* Exercise prompt:
Please write out everything from the start of the material down to the line containing "113, 544, 124]", switching "skill-tag" to "skill-chip" each time it appears and leaving all else unchanged.

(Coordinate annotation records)
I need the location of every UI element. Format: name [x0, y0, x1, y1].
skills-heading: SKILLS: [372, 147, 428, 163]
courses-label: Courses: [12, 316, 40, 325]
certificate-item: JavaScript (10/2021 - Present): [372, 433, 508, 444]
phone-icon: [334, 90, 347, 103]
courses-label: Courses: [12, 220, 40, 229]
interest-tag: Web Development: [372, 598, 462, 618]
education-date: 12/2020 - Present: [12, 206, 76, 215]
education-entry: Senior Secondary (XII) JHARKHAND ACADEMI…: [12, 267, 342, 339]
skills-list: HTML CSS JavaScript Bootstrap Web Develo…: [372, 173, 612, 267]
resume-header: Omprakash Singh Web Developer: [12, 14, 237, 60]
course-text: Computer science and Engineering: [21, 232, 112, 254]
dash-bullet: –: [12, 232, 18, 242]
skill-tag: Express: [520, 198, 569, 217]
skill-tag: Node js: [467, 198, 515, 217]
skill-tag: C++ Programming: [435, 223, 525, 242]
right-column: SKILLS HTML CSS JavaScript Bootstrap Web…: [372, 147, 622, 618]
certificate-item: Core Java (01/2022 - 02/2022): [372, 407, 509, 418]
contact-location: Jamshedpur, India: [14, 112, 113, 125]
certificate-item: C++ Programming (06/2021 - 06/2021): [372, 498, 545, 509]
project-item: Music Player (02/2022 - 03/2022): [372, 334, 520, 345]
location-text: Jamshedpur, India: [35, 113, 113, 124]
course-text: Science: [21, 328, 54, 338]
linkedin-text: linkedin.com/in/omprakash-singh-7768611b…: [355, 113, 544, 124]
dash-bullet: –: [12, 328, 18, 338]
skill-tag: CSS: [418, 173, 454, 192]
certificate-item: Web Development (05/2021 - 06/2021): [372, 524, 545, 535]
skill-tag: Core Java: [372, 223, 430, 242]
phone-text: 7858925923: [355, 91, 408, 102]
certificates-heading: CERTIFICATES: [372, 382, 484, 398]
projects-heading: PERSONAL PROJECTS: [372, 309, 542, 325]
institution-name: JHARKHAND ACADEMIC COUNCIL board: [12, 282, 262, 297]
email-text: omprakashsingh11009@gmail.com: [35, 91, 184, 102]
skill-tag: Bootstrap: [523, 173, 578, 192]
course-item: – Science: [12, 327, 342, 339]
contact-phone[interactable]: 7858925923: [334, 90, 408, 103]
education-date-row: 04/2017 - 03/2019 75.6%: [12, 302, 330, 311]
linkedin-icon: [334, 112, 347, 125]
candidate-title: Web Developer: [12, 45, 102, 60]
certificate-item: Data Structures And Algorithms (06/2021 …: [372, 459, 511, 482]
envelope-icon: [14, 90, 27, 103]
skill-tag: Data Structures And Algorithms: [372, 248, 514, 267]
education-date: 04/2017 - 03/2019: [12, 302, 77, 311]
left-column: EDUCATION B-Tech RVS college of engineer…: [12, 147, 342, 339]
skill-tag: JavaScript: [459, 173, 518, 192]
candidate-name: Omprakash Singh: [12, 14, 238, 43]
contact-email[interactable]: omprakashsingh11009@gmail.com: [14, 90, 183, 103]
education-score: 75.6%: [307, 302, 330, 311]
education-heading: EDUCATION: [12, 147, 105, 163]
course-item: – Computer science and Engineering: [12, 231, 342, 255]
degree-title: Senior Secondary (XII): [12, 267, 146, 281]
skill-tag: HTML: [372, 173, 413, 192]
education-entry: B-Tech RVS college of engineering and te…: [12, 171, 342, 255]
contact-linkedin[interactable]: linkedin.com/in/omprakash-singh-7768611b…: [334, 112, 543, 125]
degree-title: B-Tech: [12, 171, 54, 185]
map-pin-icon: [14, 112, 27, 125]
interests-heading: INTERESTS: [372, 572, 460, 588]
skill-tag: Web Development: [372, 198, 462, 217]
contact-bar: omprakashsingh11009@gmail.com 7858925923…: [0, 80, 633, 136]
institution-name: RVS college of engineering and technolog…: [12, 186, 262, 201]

* Correct response:
I need the location of every UI element. Format: name [x0, y0, x1, y1].
skills-heading: SKILLS: [372, 147, 428, 163]
courses-label: Courses: [12, 316, 40, 325]
certificate-item: JavaScript (10/2021 - Present): [372, 433, 508, 444]
phone-icon: [334, 90, 347, 103]
courses-label: Courses: [12, 220, 40, 229]
interest-tag: Web Development: [372, 598, 462, 618]
education-date: 12/2020 - Present: [12, 206, 76, 215]
education-entry: Senior Secondary (XII) JHARKHAND ACADEMI…: [12, 267, 342, 339]
skills-list: HTML CSS JavaScript Bootstrap Web Develo…: [372, 173, 612, 267]
resume-header: Omprakash Singh Web Developer: [12, 14, 237, 60]
course-text: Computer science and Engineering: [21, 232, 112, 254]
dash-bullet: –: [12, 232, 18, 242]
skill-chip: Express: [520, 198, 569, 217]
skill-chip: Node js: [467, 198, 515, 217]
skill-chip: C++ Programming: [435, 223, 525, 242]
right-column: SKILLS HTML CSS JavaScript Bootstrap Web…: [372, 147, 622, 618]
certificate-item: Core Java (01/2022 - 02/2022): [372, 407, 509, 418]
contact-location: Jamshedpur, India: [14, 112, 113, 125]
certificate-item: C++ Programming (06/2021 - 06/2021): [372, 498, 545, 509]
project-item: Music Player (02/2022 - 03/2022): [372, 334, 520, 345]
location-text: Jamshedpur, India: [35, 113, 113, 124]
course-text: Science: [21, 328, 54, 338]
linkedin-text: linkedin.com/in/omprakash-singh-7768611b…: [355, 113, 544, 124]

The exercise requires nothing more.